*What you need to do*
Set the data down again, exactly as it reads, but without the pictures.

*Source material*
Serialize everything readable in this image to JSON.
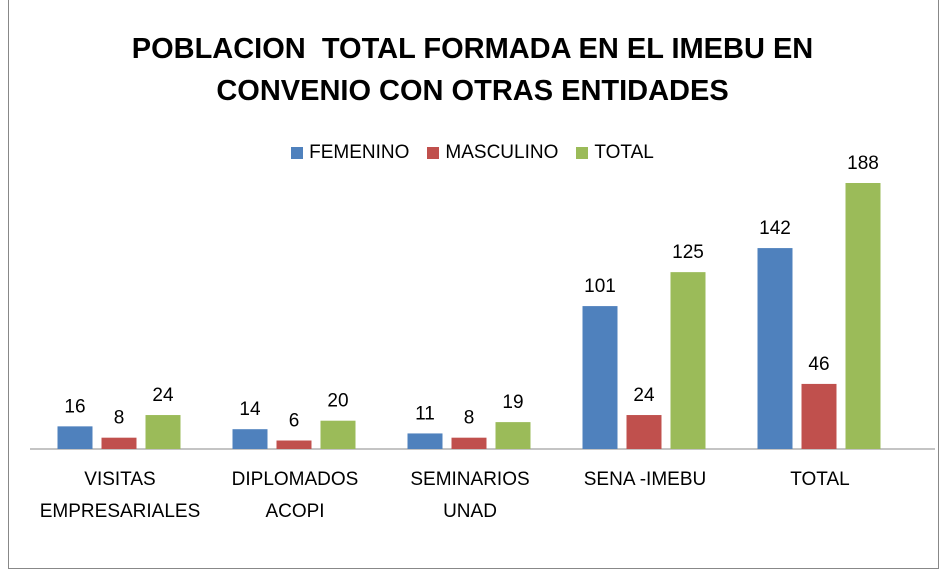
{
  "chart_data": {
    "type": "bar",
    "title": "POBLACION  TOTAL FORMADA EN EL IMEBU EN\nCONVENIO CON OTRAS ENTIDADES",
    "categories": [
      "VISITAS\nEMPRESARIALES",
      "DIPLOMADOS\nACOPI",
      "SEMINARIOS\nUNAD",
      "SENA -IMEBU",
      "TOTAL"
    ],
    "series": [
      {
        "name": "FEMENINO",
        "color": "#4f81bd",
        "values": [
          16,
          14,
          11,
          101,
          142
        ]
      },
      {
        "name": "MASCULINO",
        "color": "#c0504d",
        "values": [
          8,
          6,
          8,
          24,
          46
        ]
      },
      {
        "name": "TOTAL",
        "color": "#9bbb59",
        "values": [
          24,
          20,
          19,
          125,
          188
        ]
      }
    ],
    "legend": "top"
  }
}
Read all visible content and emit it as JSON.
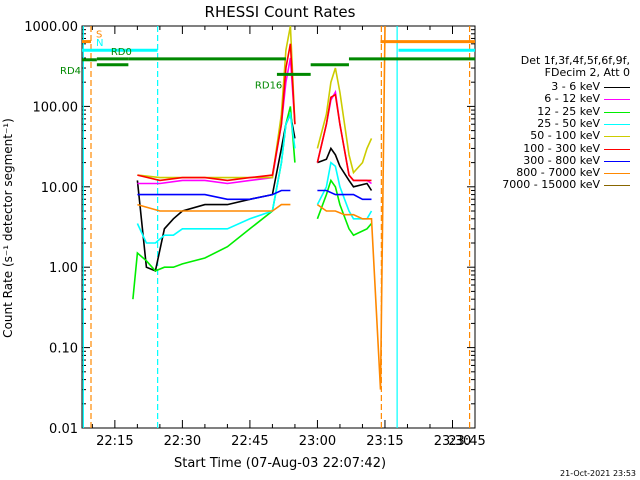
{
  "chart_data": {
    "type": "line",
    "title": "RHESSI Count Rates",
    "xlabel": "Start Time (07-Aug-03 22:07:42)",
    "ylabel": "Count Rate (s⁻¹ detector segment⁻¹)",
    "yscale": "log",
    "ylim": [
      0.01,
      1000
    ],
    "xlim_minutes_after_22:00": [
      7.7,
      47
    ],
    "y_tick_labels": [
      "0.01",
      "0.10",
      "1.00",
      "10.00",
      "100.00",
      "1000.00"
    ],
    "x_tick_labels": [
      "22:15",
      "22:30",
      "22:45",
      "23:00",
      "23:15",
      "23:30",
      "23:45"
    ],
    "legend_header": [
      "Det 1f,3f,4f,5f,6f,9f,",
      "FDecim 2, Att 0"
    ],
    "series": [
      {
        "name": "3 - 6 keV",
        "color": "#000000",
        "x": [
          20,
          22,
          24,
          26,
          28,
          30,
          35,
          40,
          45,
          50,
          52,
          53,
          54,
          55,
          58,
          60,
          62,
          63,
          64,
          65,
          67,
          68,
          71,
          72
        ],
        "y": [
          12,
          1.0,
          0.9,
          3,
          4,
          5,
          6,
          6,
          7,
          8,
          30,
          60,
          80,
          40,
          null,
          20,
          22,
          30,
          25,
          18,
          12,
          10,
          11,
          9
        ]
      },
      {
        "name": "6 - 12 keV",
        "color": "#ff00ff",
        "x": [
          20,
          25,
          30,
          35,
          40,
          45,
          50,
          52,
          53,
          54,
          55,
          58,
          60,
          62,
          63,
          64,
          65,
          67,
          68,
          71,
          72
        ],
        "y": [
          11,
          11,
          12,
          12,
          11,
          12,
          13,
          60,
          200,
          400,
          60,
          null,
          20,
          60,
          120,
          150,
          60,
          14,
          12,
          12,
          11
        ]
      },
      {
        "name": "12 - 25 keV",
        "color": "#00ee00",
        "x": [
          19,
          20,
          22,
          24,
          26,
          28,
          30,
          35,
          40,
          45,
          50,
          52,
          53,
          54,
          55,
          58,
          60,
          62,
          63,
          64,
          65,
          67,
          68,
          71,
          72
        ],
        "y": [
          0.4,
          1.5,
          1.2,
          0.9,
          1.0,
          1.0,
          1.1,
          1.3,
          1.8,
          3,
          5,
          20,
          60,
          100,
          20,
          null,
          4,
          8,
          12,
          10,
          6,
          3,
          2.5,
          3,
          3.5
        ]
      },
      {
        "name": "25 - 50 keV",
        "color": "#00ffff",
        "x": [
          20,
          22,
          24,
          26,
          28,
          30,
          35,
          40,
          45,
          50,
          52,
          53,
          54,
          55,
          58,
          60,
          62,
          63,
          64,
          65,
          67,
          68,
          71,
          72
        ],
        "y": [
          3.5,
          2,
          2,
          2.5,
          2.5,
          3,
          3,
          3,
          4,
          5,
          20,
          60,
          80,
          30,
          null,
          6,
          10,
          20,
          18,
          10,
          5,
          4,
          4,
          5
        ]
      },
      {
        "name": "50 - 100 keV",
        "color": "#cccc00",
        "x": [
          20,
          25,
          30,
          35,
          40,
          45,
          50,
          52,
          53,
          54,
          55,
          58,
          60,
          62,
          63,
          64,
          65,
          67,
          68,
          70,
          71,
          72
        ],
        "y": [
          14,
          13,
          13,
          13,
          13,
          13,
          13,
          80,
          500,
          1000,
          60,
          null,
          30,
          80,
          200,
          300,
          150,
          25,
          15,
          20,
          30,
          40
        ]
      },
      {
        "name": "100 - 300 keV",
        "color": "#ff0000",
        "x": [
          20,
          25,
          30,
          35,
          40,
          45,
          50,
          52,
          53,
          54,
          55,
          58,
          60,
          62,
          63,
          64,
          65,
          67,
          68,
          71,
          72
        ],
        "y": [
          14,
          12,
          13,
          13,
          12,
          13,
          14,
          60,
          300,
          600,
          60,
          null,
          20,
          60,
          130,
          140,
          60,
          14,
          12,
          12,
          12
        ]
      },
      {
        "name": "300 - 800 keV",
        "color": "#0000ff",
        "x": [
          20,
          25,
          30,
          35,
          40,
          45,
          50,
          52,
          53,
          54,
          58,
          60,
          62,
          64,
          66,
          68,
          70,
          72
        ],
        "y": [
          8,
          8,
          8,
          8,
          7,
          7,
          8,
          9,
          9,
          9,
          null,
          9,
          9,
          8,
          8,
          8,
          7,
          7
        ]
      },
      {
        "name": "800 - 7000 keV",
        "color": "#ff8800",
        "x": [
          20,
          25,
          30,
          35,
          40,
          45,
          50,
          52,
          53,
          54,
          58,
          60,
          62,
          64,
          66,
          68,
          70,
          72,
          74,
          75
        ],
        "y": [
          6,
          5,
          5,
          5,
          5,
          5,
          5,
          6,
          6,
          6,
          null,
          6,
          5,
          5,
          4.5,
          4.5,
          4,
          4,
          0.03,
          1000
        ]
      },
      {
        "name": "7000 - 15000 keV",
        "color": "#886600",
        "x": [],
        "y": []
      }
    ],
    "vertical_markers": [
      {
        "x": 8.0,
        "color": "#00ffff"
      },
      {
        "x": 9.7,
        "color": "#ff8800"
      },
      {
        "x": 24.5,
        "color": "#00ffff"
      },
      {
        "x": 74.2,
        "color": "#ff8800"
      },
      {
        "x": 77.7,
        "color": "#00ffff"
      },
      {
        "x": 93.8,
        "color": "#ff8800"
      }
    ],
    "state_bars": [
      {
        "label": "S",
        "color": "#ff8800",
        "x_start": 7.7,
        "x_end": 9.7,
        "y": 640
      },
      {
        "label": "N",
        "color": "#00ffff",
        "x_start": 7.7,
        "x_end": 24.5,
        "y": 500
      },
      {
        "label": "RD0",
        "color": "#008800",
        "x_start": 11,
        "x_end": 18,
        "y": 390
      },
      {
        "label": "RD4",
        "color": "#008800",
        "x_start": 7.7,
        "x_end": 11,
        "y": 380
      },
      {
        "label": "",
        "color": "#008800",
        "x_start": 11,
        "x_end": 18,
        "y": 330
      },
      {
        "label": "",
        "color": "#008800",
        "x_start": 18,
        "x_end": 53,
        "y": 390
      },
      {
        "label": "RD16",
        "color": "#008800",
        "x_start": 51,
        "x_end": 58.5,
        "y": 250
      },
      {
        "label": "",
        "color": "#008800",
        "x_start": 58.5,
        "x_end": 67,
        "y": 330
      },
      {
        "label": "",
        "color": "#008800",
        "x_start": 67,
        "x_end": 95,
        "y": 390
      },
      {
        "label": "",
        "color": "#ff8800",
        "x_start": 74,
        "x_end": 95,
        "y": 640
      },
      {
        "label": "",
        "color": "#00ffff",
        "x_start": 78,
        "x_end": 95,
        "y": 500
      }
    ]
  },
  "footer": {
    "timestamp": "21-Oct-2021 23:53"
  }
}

*Problem solution*
Serialize everything readable in this image to JSON.
{
  "chart_data": {
    "type": "bar",
    "title": "POBLACION  TOTAL FORMADA EN EL IMEBU EN\nCONVENIO CON OTRAS ENTIDADES",
    "categories": [
      "VISITAS\nEMPRESARIALES",
      "DIPLOMADOS\nACOPI",
      "SEMINARIOS\nUNAD",
      "SENA -IMEBU",
      "TOTAL"
    ],
    "series": [
      {
        "name": "FEMENINO",
        "color": "#4f81bd",
        "values": [
          16,
          14,
          11,
          101,
          142
        ]
      },
      {
        "name": "MASCULINO",
        "color": "#c0504d",
        "values": [
          8,
          6,
          8,
          24,
          46
        ]
      },
      {
        "name": "TOTAL",
        "color": "#9bbb59",
        "values": [
          24,
          20,
          19,
          125,
          188
        ]
      }
    ],
    "legend": "top"
  }
}
Read all visible content and emit it as JSON.
{
  "chart_data": {
    "type": "line",
    "title": "RHESSI Count Rates",
    "xlabel": "Start Time (07-Aug-03 22:07:42)",
    "ylabel": "Count Rate (s⁻¹ detector segment⁻¹)",
    "yscale": "log",
    "ylim": [
      0.01,
      1000
    ],
    "xlim_minutes_after_22:00": [
      7.7,
      47
    ],
    "y_tick_labels": [
      "0.01",
      "0.10",
      "1.00",
      "10.00",
      "100.00",
      "1000.00"
    ],
    "x_tick_labels": [
      "22:15",
      "22:30",
      "22:45",
      "23:00",
      "23:15",
      "23:30",
      "23:45"
    ],
    "legend_header": [
      "Det 1f,3f,4f,5f,6f,9f,",
      "FDecim 2, Att 0"
    ],
    "series": [
      {
        "name": "3 - 6 keV",
        "color": "#000000",
        "x": [
          20,
          22,
          24,
          26,
          28,
          30,
          35,
          40,
          45,
          50,
          52,
          53,
          54,
          55,
          58,
          60,
          62,
          63,
          64,
          65,
          67,
          68,
          71,
          72
        ],
        "y": [
          12,
          1.0,
          0.9,
          3,
          4,
          5,
          6,
          6,
          7,
          8,
          30,
          60,
          80,
          40,
          null,
          20,
          22,
          30,
          25,
          18,
          12,
          10,
          11,
          9
        ]
      },
      {
        "name": "6 - 12 keV",
        "color": "#ff00ff",
        "x": [
          20,
          25,
          30,
          35,
          40,
          45,
          50,
          52,
          53,
          54,
          55,
          58,
          60,
          62,
          63,
          64,
          65,
          67,
          68,
          71,
          72
        ],
        "y": [
          11,
          11,
          12,
          12,
          11,
          12,
          13,
          60,
          200,
          400,
          60,
          null,
          20,
          60,
          120,
          150,
          60,
          14,
          12,
          12,
          11
        ]
      },
      {
        "name": "12 - 25 keV",
        "color": "#00ee00",
        "x": [
          19,
          20,
          22,
          24,
          26,
          28,
          30,
          35,
          40,
          45,
          50,
          52,
          53,
          54,
          55,
          58,
          60,
          62,
          63,
          64,
          65,
          67,
          68,
          71,
          72
        ],
        "y": [
          0.4,
          1.5,
          1.2,
          0.9,
          1.0,
          1.0,
          1.1,
          1.3,
          1.8,
          3,
          5,
          20,
          60,
          100,
          20,
          null,
          4,
          8,
          12,
          10,
          6,
          3,
          2.5,
          3,
          3.5
        ]
      },
      {
        "name": "25 - 50 keV",
        "color": "#00ffff",
        "x": [
          20,
          22,
          24,
          26,
          28,
          30,
          35,
          40,
          45,
          50,
          52,
          53,
          54,
          55,
          58,
          60,
          62,
          63,
          64,
          65,
          67,
          68,
          71,
          72
        ],
        "y": [
          3.5,
          2,
          2,
          2.5,
          2.5,
          3,
          3,
          3,
          4,
          5,
          20,
          60,
          80,
          30,
          null,
          6,
          10,
          20,
          18,
          10,
          5,
          4,
          4,
          5
        ]
      },
      {
        "name": "50 - 100 keV",
        "color": "#cccc00",
        "x": [
          20,
          25,
          30,
          35,
          40,
          45,
          50,
          52,
          53,
          54,
          55,
          58,
          60,
          62,
          63,
          64,
          65,
          67,
          68,
          70,
          71,
          72
        ],
        "y": [
          14,
          13,
          13,
          13,
          13,
          13,
          13,
          80,
          500,
          1000,
          60,
          null,
          30,
          80,
          200,
          300,
          150,
          25,
          15,
          20,
          30,
          40
        ]
      },
      {
        "name": "100 - 300 keV",
        "color": "#ff0000",
        "x": [
          20,
          25,
          30,
          35,
          40,
          45,
          50,
          52,
          53,
          54,
          55,
          58,
          60,
          62,
          63,
          64,
          65,
          67,
          68,
          71,
          72
        ],
        "y": [
          14,
          12,
          13,
          13,
          12,
          13,
          14,
          60,
          300,
          600,
          60,
          null,
          20,
          60,
          130,
          140,
          60,
          14,
          12,
          12,
          12
        ]
      },
      {
        "name": "300 - 800 keV",
        "color": "#0000ff",
        "x": [
          20,
          25,
          30,
          35,
          40,
          45,
          50,
          52,
          53,
          54,
          58,
          60,
          62,
          64,
          66,
          68,
          70,
          72
        ],
        "y": [
          8,
          8,
          8,
          8,
          7,
          7,
          8,
          9,
          9,
          9,
          null,
          9,
          9,
          8,
          8,
          8,
          7,
          7
        ]
      },
      {
        "name": "800 - 7000 keV",
        "color": "#ff8800",
        "x": [
          20,
          25,
          30,
          35,
          40,
          45,
          50,
          52,
          53,
          54,
          58,
          60,
          62,
          64,
          66,
          68,
          70,
          72,
          74,
          75
        ],
        "y": [
          6,
          5,
          5,
          5,
          5,
          5,
          5,
          6,
          6,
          6,
          null,
          6,
          5,
          5,
          4.5,
          4.5,
          4,
          4,
          0.03,
          1000
        ]
      },
      {
        "name": "7000 - 15000 keV",
        "color": "#886600",
        "x": [],
        "y": []
      }
    ],
    "vertical_markers": [
      {
        "x": 8.0,
        "color": "#00ffff"
      },
      {
        "x": 9.7,
        "color": "#ff8800"
      },
      {
        "x": 24.5,
        "color": "#00ffff"
      },
      {
        "x": 74.2,
        "color": "#ff8800"
      },
      {
        "x": 77.7,
        "color": "#00ffff"
      },
      {
        "x": 93.8,
        "color": "#ff8800"
      }
    ],
    "state_bars": [
      {
        "label": "S",
        "color": "#ff8800",
        "x_start": 7.7,
        "x_end": 9.7,
        "y": 640
      },
      {
        "label": "N",
        "color": "#00ffff",
        "x_start": 7.7,
        "x_end": 24.5,
        "y": 500
      },
      {
        "label": "RD0",
        "color": "#008800",
        "x_start": 11,
        "x_end": 18,
        "y": 390
      },
      {
        "label": "RD4",
        "color": "#008800",
        "x_start": 7.7,
        "x_end": 11,
        "y": 380
      },
      {
        "label": "",
        "color": "#008800",
        "x_start": 11,
        "x_end": 18,
        "y": 330
      },
      {
        "label": "",
        "color": "#008800",
        "x_start": 18,
        "x_end": 53,
        "y": 390
      },
      {
        "label": "RD16",
        "color": "#008800",
        "x_start": 51,
        "x_end": 58.5,
        "y": 250
      },
      {
        "label": "",
        "color": "#008800",
        "x_start": 58.5,
        "x_end": 67,
        "y": 330
      },
      {
        "label": "",
        "color": "#008800",
        "x_start": 67,
        "x_end": 95,
        "y": 390
      },
      {
        "label": "",
        "color": "#ff8800",
        "x_start": 74,
        "x_end": 95,
        "y": 640
      },
      {
        "label": "",
        "color": "#00ffff",
        "x_start": 78,
        "x_end": 95,
        "y": 500
      }
    ]
  },
  "footer": {
    "timestamp": "21-Oct-2021 23:53"
  }
}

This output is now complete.